_The task_
Transcribe every entry word for word. Skip the pictures.

_Given data_
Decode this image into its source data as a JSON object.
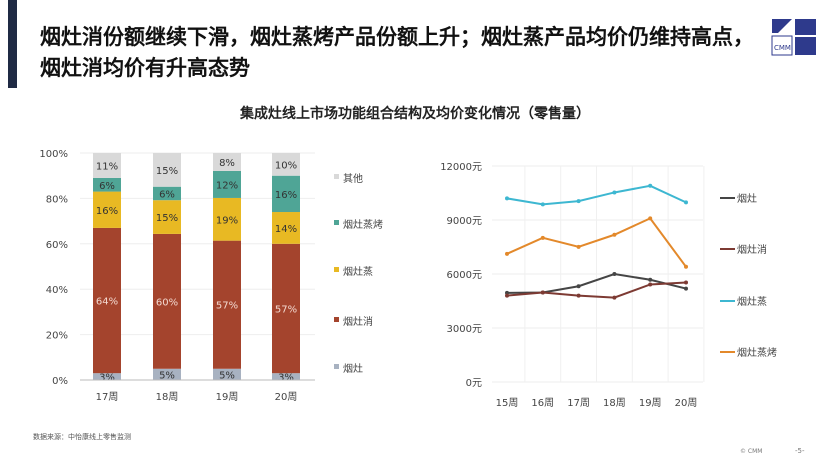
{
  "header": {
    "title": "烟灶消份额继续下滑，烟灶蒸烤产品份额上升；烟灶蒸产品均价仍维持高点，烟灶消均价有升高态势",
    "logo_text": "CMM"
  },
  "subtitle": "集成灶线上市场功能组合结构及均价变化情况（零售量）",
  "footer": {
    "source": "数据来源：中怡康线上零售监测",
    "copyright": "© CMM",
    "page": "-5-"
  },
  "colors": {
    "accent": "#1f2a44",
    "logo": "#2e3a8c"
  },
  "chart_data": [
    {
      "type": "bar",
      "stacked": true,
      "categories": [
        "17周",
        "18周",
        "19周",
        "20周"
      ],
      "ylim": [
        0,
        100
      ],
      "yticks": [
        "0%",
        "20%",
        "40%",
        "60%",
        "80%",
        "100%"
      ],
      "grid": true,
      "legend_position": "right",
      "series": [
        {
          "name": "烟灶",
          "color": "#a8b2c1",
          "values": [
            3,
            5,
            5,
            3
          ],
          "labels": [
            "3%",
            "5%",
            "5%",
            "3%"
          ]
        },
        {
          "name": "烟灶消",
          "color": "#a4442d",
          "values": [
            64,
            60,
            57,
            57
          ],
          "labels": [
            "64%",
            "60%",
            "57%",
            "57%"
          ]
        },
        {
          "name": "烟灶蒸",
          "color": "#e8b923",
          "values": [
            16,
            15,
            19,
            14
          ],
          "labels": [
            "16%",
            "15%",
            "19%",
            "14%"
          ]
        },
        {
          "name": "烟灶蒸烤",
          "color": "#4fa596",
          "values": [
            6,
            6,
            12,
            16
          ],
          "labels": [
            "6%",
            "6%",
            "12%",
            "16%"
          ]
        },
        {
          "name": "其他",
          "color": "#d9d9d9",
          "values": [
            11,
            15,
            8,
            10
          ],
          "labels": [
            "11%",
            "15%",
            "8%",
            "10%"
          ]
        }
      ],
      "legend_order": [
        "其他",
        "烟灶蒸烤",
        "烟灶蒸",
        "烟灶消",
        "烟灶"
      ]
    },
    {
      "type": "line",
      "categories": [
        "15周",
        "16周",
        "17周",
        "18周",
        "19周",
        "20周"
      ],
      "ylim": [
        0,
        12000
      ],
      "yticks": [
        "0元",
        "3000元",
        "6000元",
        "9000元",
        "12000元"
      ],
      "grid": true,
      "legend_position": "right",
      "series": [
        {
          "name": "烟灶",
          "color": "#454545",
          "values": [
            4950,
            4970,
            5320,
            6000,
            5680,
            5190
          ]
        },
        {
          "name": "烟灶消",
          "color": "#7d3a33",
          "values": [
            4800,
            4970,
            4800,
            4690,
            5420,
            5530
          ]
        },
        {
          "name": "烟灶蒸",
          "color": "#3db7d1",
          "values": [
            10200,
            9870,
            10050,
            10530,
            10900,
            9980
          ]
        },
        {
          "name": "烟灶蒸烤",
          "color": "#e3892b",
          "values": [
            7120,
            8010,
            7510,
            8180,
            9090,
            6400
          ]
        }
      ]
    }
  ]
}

_Complete output_
Decode this image into its source data as a JSON object.
{
  "header": {
    "title": "烟灶消份额继续下滑，烟灶蒸烤产品份额上升；烟灶蒸产品均价仍维持高点，烟灶消均价有升高态势",
    "logo_text": "CMM"
  },
  "subtitle": "集成灶线上市场功能组合结构及均价变化情况（零售量）",
  "footer": {
    "source": "数据来源：中怡康线上零售监测",
    "copyright": "© CMM",
    "page": "-5-"
  },
  "colors": {
    "accent": "#1f2a44",
    "logo": "#2e3a8c"
  },
  "chart_data": [
    {
      "type": "bar",
      "stacked": true,
      "categories": [
        "17周",
        "18周",
        "19周",
        "20周"
      ],
      "ylim": [
        0,
        100
      ],
      "yticks": [
        "0%",
        "20%",
        "40%",
        "60%",
        "80%",
        "100%"
      ],
      "grid": true,
      "legend_position": "right",
      "series": [
        {
          "name": "烟灶",
          "color": "#a8b2c1",
          "values": [
            3,
            5,
            5,
            3
          ],
          "labels": [
            "3%",
            "5%",
            "5%",
            "3%"
          ]
        },
        {
          "name": "烟灶消",
          "color": "#a4442d",
          "values": [
            64,
            60,
            57,
            57
          ],
          "labels": [
            "64%",
            "60%",
            "57%",
            "57%"
          ]
        },
        {
          "name": "烟灶蒸",
          "color": "#e8b923",
          "values": [
            16,
            15,
            19,
            14
          ],
          "labels": [
            "16%",
            "15%",
            "19%",
            "14%"
          ]
        },
        {
          "name": "烟灶蒸烤",
          "color": "#4fa596",
          "values": [
            6,
            6,
            12,
            16
          ],
          "labels": [
            "6%",
            "6%",
            "12%",
            "16%"
          ]
        },
        {
          "name": "其他",
          "color": "#d9d9d9",
          "values": [
            11,
            15,
            8,
            10
          ],
          "labels": [
            "11%",
            "15%",
            "8%",
            "10%"
          ]
        }
      ],
      "legend_order": [
        "其他",
        "烟灶蒸烤",
        "烟灶蒸",
        "烟灶消",
        "烟灶"
      ]
    },
    {
      "type": "line",
      "categories": [
        "15周",
        "16周",
        "17周",
        "18周",
        "19周",
        "20周"
      ],
      "ylim": [
        0,
        12000
      ],
      "yticks": [
        "0元",
        "3000元",
        "6000元",
        "9000元",
        "12000元"
      ],
      "grid": true,
      "legend_position": "right",
      "series": [
        {
          "name": "烟灶",
          "color": "#454545",
          "values": [
            4950,
            4970,
            5320,
            6000,
            5680,
            5190
          ]
        },
        {
          "name": "烟灶消",
          "color": "#7d3a33",
          "values": [
            4800,
            4970,
            4800,
            4690,
            5420,
            5530
          ]
        },
        {
          "name": "烟灶蒸",
          "color": "#3db7d1",
          "values": [
            10200,
            9870,
            10050,
            10530,
            10900,
            9980
          ]
        },
        {
          "name": "烟灶蒸烤",
          "color": "#e3892b",
          "values": [
            7120,
            8010,
            7510,
            8180,
            9090,
            6400
          ]
        }
      ]
    }
  ]
}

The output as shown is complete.